## Request
Write the records out again, precisely as they stand.

## Dataset entries
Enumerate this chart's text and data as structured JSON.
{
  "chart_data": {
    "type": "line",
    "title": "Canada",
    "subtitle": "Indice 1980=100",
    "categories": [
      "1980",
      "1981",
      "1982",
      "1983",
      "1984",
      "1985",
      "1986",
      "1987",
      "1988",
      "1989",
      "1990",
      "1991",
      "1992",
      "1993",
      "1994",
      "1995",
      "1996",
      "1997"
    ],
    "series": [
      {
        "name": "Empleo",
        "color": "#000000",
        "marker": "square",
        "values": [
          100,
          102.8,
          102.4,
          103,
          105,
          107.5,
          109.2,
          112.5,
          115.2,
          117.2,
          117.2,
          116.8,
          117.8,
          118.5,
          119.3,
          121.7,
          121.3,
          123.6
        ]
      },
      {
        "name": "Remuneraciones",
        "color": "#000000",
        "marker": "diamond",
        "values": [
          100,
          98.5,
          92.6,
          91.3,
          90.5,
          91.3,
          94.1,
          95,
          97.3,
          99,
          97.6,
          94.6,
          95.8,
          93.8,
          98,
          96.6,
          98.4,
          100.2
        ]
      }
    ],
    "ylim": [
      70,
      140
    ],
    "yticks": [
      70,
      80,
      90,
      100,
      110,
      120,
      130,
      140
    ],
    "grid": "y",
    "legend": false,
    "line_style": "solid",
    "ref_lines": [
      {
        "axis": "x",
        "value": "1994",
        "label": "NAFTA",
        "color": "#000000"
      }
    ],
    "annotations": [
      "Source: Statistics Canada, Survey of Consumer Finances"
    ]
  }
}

## Reply
Enumerate this chart's text and data as structured JSON.
{
  "chart_data": {
    "type": "line",
    "title": "Canada",
    "subtitle": "Indice 1980=100",
    "categories": [
      "1980",
      "1981",
      "1982",
      "1983",
      "1984",
      "1985",
      "1986",
      "1987",
      "1988",
      "1989",
      "1990",
      "1991",
      "1992",
      "1993",
      "1994",
      "1995",
      "1996",
      "1997"
    ],
    "series": [
      {
        "name": "Empleo",
        "color": "#000000",
        "marker": "square",
        "values": [
          100,
          102.8,
          102.4,
          103,
          105,
          107.5,
          109.2,
          112.5,
          115.2,
          117.2,
          117.2,
          116.8,
          117.8,
          118.5,
          119.3,
          121.7,
          121.3,
          123.6
        ]
      },
      {
        "name": "Remuneraciones",
        "color": "#000000",
        "marker": "diamond",
        "values": [
          100,
          98.5,
          92.6,
          91.3,
          90.5,
          91.3,
          94.1,
          95,
          97.3,
          99,
          97.6,
          94.6,
          95.8,
          93.8,
          98,
          96.6,
          98.4,
          100.2
        ]
      }
    ],
    "ylim": [
      70,
      140
    ],
    "yticks": [
      70,
      80,
      90,
      100,
      110,
      120,
      130,
      140
    ],
    "grid": "y",
    "legend": false,
    "line_style": "solid",
    "ref_lines": [
      {
        "axis": "x",
        "value": "1994",
        "label": "NAFTA",
        "color": "#000000"
      }
    ],
    "annotations": [
      "Source: Statistics Canada, Survey of Consumer Finances"
    ]
  }
}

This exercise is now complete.